Note each line of the listing that contains the string "Custom", and copy it.

--- Begin EXCERPTED DATA ---

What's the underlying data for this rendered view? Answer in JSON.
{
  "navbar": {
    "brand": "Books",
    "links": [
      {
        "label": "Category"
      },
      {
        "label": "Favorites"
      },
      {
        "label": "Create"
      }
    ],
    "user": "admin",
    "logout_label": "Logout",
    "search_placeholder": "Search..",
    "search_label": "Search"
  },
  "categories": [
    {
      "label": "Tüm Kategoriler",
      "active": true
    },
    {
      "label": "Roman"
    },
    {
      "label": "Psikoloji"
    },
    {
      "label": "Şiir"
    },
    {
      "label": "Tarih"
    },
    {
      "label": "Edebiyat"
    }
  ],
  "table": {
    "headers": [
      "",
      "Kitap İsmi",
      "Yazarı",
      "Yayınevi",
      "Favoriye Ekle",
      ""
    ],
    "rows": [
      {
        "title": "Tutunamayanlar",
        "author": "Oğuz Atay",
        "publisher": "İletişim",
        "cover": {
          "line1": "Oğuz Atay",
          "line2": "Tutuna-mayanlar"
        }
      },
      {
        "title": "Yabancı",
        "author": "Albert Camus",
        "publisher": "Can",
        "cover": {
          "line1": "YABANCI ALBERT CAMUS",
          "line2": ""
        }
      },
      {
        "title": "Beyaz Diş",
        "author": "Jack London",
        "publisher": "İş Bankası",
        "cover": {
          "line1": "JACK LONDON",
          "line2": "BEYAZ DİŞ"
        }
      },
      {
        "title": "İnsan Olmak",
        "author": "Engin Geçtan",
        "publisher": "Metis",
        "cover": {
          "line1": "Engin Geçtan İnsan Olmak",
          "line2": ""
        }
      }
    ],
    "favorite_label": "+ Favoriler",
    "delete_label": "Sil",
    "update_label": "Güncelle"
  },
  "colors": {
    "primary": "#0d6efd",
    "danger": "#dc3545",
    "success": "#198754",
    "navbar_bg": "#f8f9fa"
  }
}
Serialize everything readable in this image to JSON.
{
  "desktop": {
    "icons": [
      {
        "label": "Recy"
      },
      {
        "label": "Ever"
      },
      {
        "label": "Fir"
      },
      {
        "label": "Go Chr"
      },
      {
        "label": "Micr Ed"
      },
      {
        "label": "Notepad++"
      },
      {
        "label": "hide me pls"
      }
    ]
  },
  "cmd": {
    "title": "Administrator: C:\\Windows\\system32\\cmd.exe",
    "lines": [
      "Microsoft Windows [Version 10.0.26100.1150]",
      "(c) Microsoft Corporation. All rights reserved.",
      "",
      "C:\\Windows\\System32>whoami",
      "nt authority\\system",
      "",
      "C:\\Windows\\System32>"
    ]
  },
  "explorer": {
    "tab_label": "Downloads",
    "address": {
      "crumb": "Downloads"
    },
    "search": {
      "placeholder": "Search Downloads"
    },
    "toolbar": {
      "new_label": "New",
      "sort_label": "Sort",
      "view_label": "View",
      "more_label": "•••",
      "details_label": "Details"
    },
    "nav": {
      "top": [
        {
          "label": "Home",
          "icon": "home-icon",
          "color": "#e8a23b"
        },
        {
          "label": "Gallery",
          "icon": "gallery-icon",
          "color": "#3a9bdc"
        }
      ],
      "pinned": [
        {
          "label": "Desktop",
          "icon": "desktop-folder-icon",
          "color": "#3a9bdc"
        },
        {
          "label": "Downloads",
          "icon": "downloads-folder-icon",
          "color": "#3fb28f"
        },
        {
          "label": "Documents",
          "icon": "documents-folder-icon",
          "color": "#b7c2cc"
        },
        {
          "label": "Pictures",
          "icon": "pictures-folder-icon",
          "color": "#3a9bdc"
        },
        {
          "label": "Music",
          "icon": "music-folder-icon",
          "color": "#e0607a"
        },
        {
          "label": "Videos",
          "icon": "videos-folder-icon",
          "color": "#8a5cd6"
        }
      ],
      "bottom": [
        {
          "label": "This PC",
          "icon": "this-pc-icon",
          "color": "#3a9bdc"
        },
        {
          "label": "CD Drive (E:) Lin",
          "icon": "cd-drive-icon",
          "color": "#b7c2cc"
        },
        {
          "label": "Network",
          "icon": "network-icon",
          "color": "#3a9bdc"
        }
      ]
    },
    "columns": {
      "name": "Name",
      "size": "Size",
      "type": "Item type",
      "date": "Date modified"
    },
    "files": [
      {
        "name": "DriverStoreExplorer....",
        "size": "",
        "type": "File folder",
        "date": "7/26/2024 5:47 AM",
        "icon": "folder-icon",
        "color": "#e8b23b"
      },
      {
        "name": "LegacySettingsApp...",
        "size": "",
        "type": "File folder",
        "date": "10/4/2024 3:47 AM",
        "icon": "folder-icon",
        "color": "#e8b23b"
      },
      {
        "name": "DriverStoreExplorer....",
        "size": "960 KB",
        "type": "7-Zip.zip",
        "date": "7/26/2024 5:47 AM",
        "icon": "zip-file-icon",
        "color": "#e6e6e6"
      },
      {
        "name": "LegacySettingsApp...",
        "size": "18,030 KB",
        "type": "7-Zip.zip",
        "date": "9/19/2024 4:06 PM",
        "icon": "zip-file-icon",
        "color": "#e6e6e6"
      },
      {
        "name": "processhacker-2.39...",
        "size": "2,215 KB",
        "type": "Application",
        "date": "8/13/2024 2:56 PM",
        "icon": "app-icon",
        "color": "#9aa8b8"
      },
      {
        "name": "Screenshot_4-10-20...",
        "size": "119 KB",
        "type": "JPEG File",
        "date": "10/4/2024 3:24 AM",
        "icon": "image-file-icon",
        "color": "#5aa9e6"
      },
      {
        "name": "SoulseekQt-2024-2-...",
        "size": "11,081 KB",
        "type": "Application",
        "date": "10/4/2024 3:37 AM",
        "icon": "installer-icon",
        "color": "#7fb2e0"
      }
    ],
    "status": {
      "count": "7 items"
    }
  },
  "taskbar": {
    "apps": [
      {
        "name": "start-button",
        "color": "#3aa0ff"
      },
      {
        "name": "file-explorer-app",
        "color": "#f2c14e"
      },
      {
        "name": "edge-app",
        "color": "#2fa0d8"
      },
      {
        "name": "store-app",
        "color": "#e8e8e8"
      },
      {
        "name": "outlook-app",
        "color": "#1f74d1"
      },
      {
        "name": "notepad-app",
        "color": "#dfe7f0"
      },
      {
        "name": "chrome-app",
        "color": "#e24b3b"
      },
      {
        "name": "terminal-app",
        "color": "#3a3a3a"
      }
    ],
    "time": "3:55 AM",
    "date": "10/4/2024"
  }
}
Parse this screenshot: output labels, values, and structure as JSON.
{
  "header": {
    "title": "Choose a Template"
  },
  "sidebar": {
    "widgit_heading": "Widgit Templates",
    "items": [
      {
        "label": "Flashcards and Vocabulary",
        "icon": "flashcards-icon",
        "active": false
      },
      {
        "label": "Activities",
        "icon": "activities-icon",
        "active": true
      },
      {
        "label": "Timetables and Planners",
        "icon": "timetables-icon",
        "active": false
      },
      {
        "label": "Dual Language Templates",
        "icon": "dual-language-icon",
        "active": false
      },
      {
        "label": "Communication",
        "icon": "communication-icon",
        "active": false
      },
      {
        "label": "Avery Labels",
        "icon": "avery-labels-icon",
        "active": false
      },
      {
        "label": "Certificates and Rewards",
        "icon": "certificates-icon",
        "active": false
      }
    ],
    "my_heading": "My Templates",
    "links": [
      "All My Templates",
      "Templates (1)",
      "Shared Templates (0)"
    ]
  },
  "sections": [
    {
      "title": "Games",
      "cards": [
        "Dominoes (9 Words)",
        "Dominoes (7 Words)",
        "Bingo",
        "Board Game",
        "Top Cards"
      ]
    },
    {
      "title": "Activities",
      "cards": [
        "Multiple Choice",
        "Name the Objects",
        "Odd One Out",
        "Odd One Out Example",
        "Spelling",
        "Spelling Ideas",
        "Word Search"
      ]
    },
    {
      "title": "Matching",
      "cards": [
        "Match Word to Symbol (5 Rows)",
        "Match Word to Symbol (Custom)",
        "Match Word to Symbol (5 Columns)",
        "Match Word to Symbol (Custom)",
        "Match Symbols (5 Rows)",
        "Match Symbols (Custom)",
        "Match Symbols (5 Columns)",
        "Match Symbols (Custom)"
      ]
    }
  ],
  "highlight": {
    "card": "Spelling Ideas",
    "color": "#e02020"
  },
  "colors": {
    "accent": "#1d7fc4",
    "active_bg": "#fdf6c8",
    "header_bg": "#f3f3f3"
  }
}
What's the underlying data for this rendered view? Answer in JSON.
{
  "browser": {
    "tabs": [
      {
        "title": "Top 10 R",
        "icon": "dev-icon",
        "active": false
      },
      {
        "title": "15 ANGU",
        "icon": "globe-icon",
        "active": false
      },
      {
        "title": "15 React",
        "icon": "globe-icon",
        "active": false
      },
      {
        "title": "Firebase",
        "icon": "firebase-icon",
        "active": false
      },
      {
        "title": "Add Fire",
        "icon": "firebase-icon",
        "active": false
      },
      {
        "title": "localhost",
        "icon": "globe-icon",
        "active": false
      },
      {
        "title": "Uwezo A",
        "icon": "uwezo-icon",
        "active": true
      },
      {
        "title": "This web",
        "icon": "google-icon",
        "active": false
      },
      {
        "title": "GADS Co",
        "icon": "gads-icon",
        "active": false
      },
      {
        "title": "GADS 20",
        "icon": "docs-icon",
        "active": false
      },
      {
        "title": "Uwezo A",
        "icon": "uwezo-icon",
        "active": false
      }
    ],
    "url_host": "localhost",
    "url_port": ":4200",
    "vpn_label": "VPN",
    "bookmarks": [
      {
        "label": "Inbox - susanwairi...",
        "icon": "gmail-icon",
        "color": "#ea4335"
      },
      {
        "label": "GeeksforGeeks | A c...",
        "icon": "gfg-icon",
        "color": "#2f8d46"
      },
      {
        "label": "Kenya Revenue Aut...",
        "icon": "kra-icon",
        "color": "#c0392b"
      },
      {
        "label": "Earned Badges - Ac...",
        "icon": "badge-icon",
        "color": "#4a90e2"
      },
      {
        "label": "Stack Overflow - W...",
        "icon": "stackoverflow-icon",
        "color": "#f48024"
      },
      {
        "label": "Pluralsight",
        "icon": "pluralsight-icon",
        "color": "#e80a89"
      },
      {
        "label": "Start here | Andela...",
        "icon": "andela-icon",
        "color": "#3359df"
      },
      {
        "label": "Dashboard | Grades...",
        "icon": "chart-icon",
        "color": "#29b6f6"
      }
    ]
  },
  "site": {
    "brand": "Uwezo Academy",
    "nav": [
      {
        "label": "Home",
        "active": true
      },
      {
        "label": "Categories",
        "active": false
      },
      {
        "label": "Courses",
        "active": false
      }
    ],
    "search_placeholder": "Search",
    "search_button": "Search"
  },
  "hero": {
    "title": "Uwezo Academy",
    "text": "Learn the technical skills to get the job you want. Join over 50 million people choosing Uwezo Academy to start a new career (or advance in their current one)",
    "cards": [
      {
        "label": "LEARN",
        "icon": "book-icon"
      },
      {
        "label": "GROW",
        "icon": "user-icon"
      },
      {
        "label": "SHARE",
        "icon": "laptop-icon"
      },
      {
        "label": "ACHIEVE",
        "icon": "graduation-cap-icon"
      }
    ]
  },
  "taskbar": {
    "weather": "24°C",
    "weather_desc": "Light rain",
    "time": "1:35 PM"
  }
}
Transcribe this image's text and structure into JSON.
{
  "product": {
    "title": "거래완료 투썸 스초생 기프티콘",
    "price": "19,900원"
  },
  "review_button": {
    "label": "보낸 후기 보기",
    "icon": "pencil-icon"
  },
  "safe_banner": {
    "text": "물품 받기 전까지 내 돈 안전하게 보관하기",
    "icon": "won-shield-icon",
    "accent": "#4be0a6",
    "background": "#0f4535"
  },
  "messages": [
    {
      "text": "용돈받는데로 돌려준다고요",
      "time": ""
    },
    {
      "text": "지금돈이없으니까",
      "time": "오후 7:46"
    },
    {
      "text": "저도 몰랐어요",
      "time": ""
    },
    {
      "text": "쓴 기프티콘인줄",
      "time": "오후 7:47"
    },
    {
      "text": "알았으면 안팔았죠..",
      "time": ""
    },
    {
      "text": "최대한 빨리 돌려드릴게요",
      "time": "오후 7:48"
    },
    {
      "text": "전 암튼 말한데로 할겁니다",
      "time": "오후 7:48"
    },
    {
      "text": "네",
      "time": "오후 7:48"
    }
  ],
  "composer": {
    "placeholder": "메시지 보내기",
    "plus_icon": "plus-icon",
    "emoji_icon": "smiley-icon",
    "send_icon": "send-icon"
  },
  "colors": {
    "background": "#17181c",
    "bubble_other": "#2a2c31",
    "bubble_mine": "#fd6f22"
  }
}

--- End EXCERPTED DATA ---

### EXERCISE SOLUTION
        "Match Word to Symbol (Custom)",
        "Match Word to Symbol (Custom)",
        "Match Symbols (Custom)",
        "Match Symbols (Custom)"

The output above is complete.